[What is asked]:
Without the pictures, set down the records below word for word.

[Given data]:
------------------------------------------------------------------------

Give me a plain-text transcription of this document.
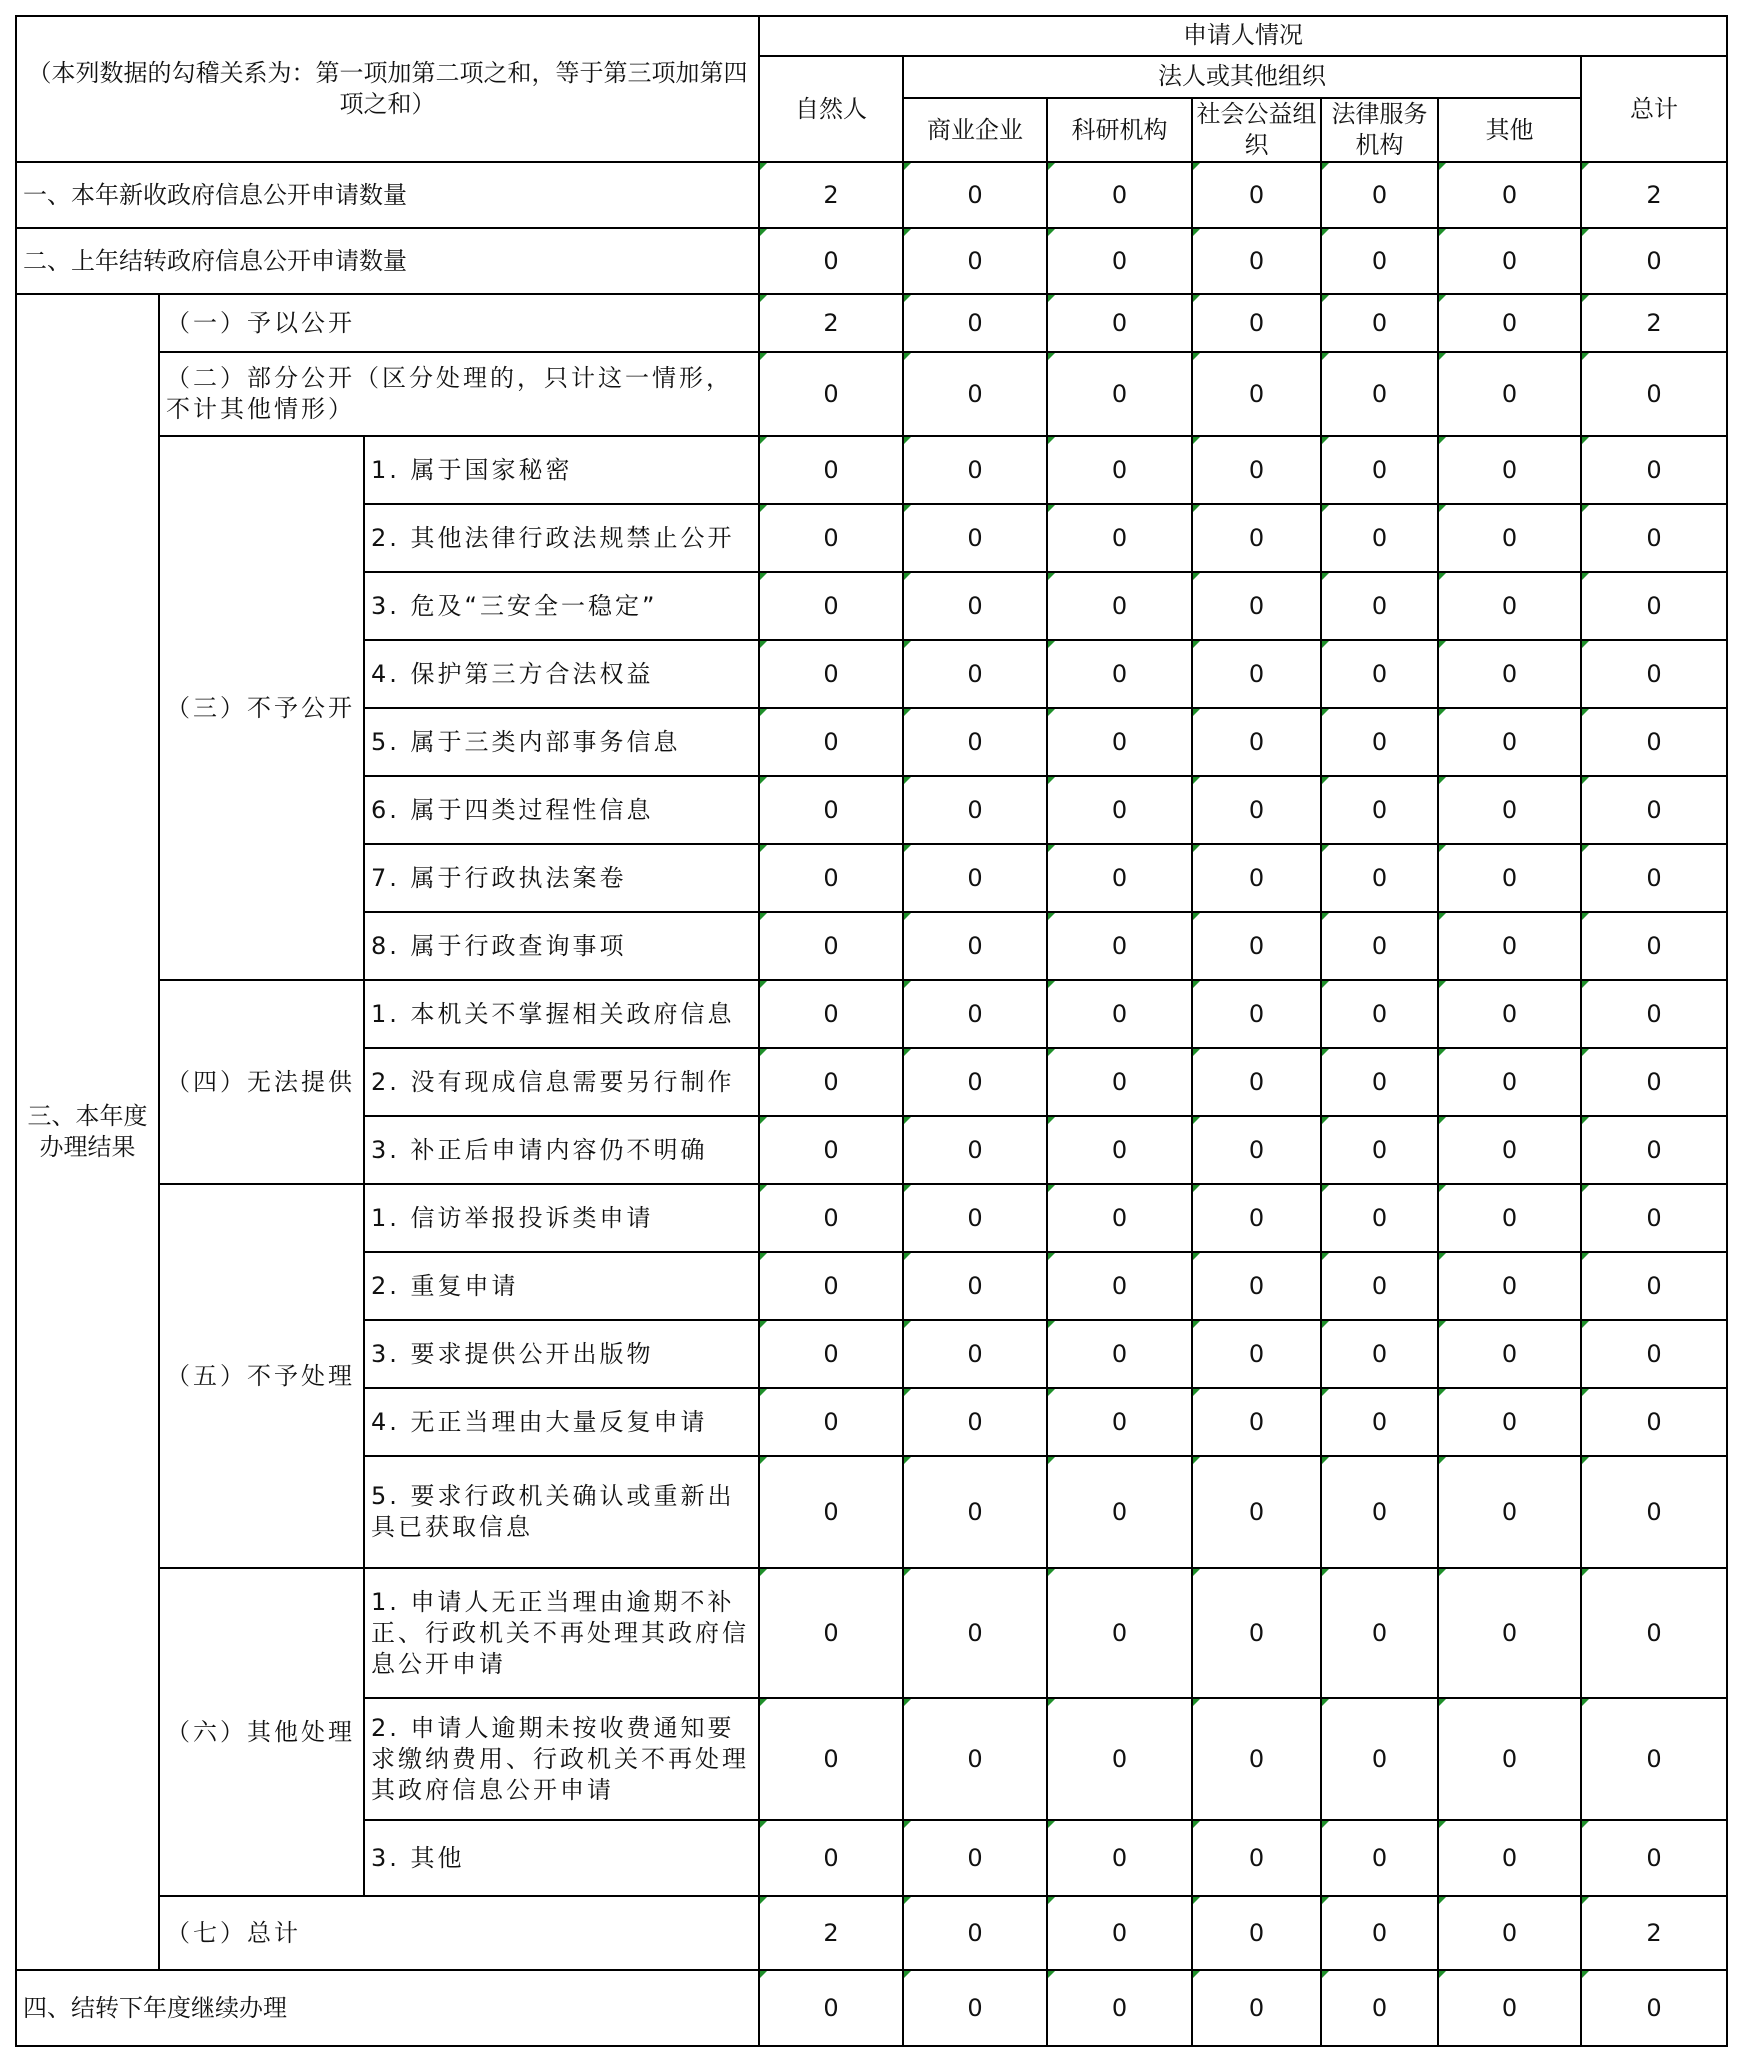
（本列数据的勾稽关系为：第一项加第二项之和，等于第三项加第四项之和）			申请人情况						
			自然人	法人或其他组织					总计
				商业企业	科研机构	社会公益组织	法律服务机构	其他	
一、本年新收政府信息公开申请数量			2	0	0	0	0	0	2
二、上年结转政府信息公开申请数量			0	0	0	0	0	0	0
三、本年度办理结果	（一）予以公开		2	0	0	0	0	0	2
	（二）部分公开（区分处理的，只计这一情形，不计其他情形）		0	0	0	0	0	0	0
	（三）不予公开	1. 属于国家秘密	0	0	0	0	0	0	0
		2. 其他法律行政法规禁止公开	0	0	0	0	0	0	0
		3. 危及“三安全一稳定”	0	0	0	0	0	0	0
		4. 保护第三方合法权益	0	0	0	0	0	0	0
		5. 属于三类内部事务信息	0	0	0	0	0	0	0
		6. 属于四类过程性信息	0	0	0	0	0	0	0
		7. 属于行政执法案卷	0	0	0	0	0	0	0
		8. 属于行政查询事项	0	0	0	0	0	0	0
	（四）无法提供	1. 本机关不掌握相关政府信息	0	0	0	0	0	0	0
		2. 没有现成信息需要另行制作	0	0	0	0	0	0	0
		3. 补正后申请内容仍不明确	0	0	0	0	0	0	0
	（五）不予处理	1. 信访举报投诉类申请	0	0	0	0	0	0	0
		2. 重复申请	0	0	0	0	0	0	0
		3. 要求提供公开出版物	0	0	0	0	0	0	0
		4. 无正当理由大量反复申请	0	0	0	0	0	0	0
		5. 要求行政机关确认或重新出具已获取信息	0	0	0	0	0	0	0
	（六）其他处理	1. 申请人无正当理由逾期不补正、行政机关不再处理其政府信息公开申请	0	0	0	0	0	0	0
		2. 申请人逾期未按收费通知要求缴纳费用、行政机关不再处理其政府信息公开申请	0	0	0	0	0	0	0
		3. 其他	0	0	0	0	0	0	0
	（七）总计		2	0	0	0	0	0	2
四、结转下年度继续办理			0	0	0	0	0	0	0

------------------------------------------------------------------------

[Solution to this task]:
Give me a plain-text transcription of this document.
（本列数据的勾稽关系为：第一项加第二项之和，等于第三项加第四项之和）			申请人情况						
			自然人	法人或其他组织					总计
				商业企业	科研机构	社会公益组织	法律服务机构	其他	
一、本年新收政府信息公开申请数量			2	0	0	0	0	0	2
二、上年结转政府信息公开申请数量			0	0	0	0	0	0	0
三、本年度办理结果	（一）予以公开		2	0	0	0	0	0	2
	（二）部分公开（区分处理的，只计这一情形，不计其他情形）		0	0	0	0	0	0	0
	（三）不予公开	1. 属于国家秘密	0	0	0	0	0	0	0
		2. 其他法律行政法规禁止公开	0	0	0	0	0	0	0
		3. 危及“三安全一稳定”	0	0	0	0	0	0	0
		4. 保护第三方合法权益	0	0	0	0	0	0	0
		5. 属于三类内部事务信息	0	0	0	0	0	0	0
		6. 属于四类过程性信息	0	0	0	0	0	0	0
		7. 属于行政执法案卷	0	0	0	0	0	0	0
		8. 属于行政查询事项	0	0	0	0	0	0	0
	（四）无法提供	1. 本机关不掌握相关政府信息	0	0	0	0	0	0	0
		2. 没有现成信息需要另行制作	0	0	0	0	0	0	0
		3. 补正后申请内容仍不明确	0	0	0	0	0	0	0
	（五）不予处理	1. 信访举报投诉类申请	0	0	0	0	0	0	0
		2. 重复申请	0	0	0	0	0	0	0
		3. 要求提供公开出版物	0	0	0	0	0	0	0
		4. 无正当理由大量反复申请	0	0	0	0	0	0	0
		5. 要求行政机关确认或重新出具已获取信息	0	0	0	0	0	0	0
	（六）其他处理	1. 申请人无正当理由逾期不补正、行政机关不再处理其政府信息公开申请	0	0	0	0	0	0	0
		2. 申请人逾期未按收费通知要求缴纳费用、行政机关不再处理其政府信息公开申请	0	0	0	0	0	0	0
		3. 其他	0	0	0	0	0	0	0
	（七）总计		2	0	0	0	0	0	2
四、结转下年度继续办理			0	0	0	0	0	0	0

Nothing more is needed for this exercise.